_Short problem_
List all lines of the data containing the word "sine".

——

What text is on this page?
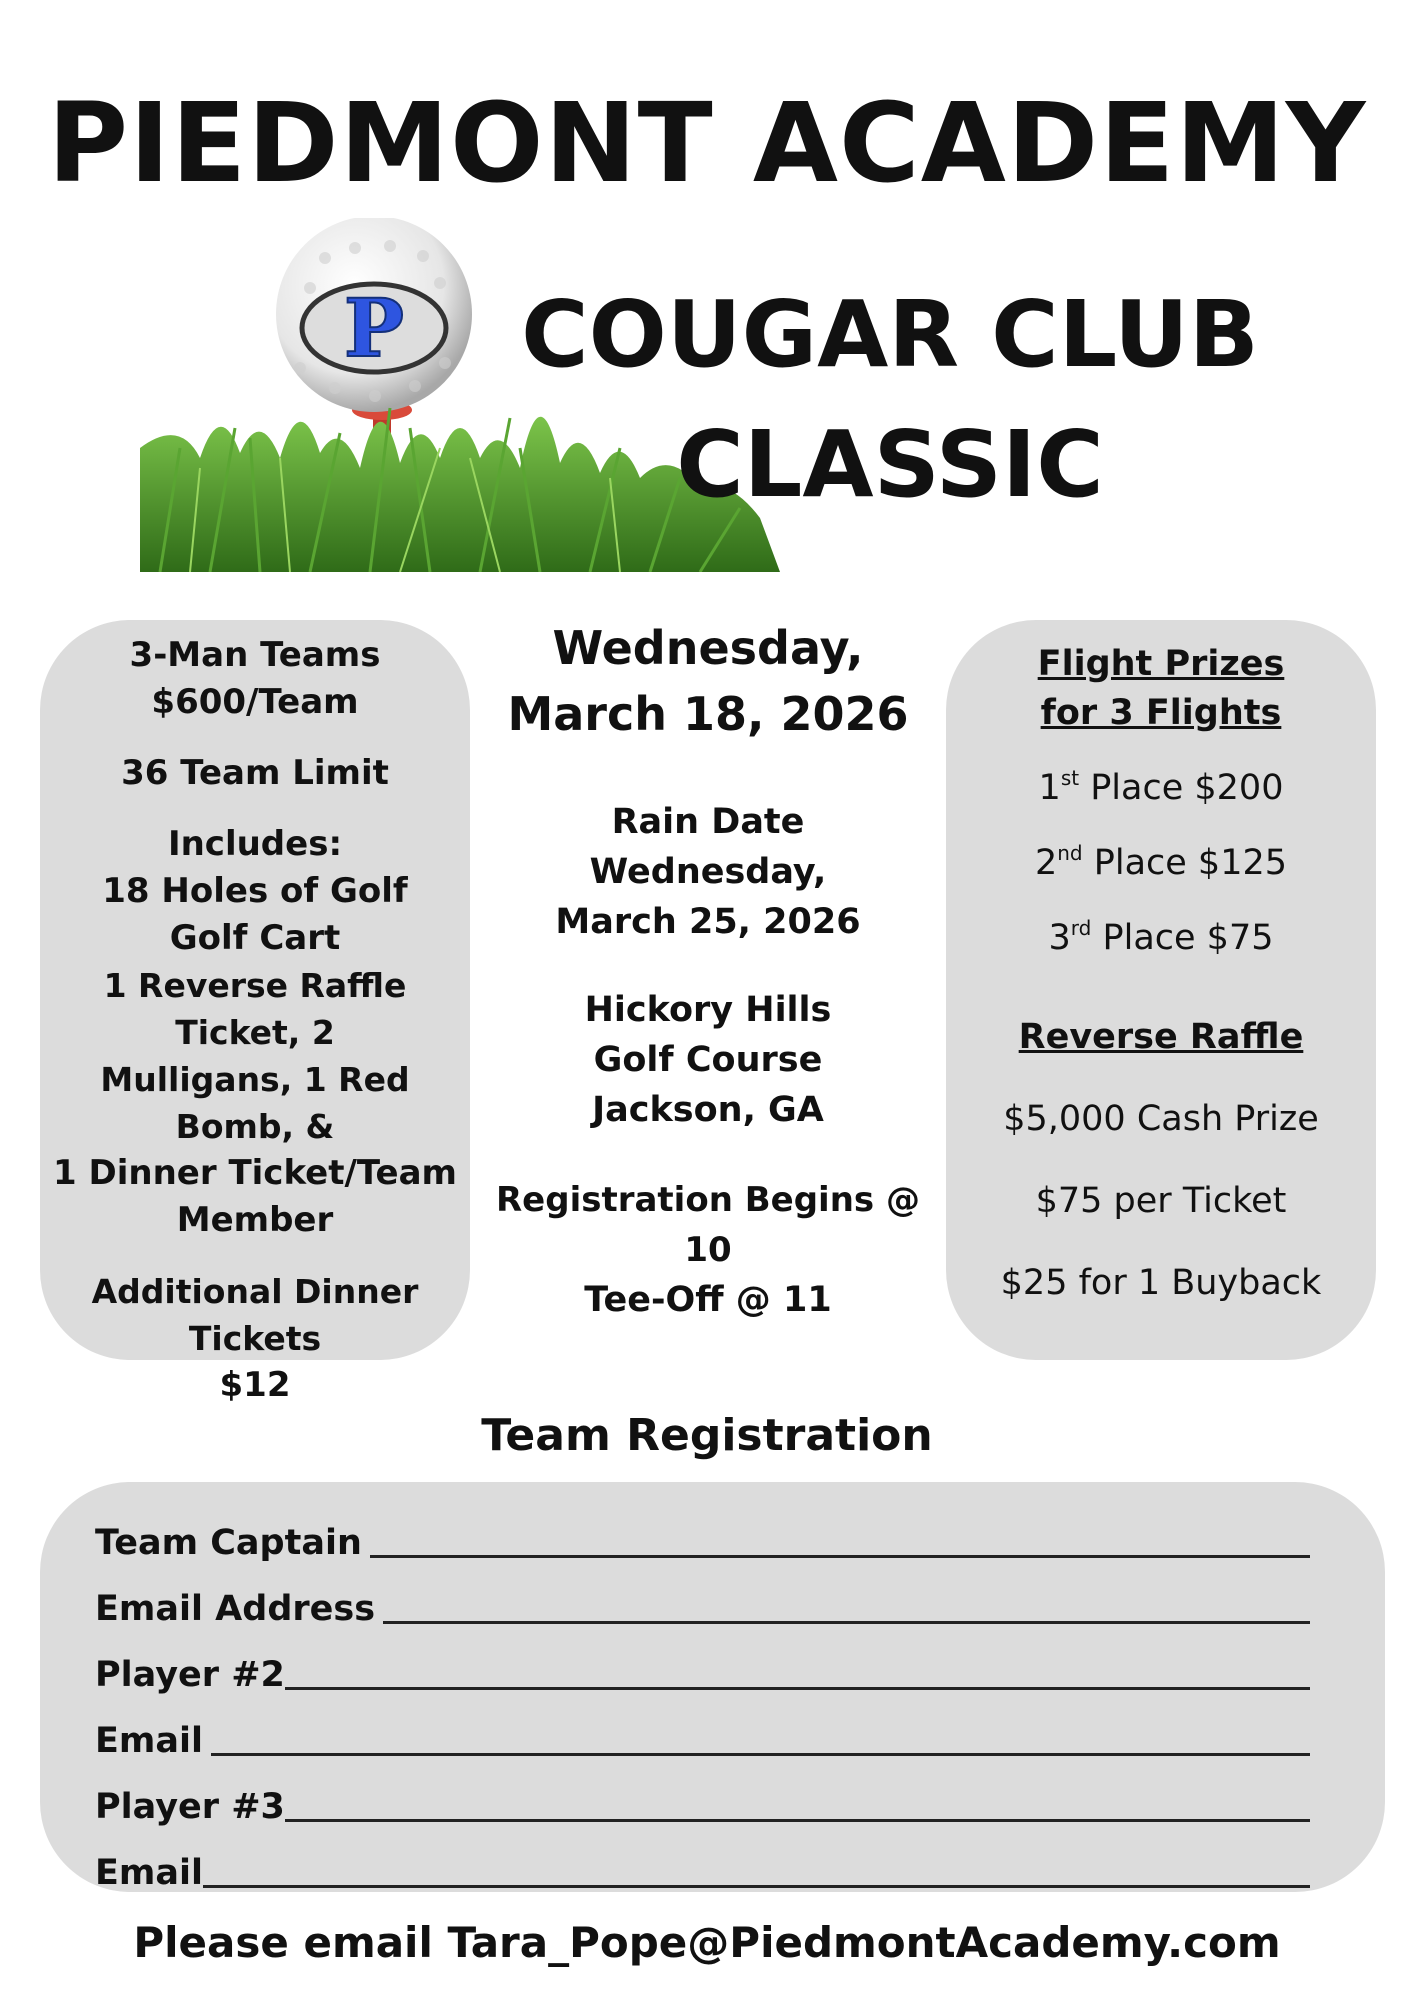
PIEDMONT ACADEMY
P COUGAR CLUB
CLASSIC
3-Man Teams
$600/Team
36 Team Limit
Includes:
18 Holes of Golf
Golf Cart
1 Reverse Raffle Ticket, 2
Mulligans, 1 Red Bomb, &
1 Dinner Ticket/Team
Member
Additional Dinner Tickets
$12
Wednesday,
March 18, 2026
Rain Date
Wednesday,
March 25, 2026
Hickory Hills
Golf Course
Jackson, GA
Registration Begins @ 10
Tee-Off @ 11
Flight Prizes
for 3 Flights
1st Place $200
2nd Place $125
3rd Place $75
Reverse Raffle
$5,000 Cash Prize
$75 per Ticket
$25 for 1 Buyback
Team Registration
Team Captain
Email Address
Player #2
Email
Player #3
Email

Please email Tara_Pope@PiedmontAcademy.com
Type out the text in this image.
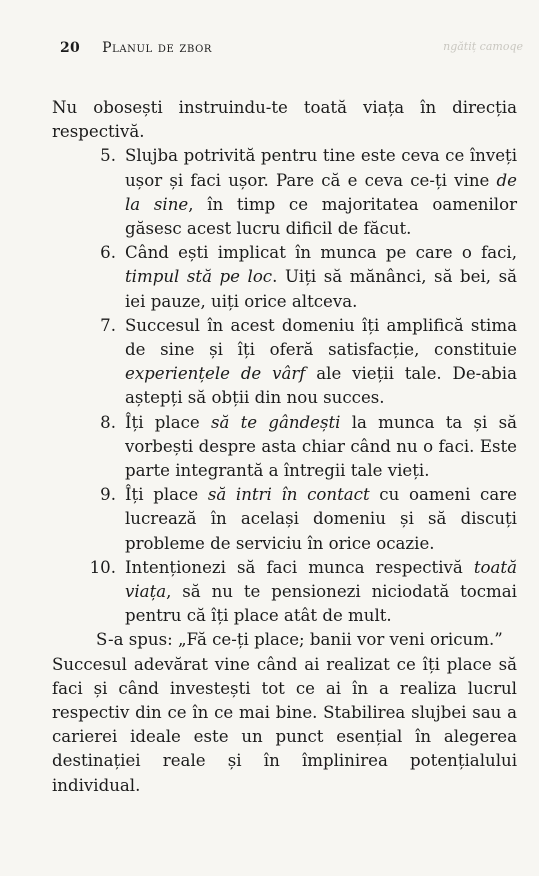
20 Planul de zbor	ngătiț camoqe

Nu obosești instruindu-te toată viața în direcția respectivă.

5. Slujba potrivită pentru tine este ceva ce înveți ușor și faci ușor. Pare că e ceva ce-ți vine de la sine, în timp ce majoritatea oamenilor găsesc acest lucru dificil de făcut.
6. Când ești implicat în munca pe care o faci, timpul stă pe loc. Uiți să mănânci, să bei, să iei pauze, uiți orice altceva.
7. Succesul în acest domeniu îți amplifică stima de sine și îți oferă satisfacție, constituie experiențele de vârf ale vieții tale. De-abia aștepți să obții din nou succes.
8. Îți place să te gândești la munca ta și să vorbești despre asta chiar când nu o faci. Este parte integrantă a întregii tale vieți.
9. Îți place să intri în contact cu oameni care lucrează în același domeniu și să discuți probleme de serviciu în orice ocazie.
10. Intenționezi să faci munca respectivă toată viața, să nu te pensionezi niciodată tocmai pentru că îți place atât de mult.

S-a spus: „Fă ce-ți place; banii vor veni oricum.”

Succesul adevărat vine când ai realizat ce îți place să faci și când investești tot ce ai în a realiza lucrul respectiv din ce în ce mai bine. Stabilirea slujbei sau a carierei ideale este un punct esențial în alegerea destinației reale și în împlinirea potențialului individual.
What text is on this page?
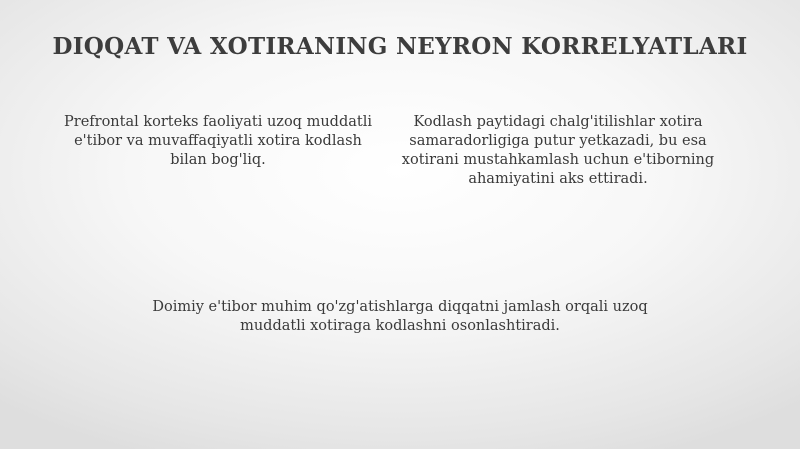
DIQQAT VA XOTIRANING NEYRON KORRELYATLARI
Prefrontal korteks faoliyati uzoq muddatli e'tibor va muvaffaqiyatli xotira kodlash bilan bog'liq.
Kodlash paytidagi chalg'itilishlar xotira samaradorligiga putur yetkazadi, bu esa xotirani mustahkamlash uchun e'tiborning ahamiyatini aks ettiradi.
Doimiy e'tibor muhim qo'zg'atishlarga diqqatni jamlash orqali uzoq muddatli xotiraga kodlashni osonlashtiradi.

——

_Response to this exercise_
5. Slujba potrivită pentru tine este ceva ce înveți ușor și faci ușor. Pare că e ceva ce-ți vine de la sine, în timp ce majoritatea oamenilor găsesc acest lucru dificil de făcut.
7. Succesul în acest domeniu îți amplifică stima de sine și îți oferă satisfacție, constituie experiențele de vârf ale vieții tale. De-abia aștepți să obții din nou succes.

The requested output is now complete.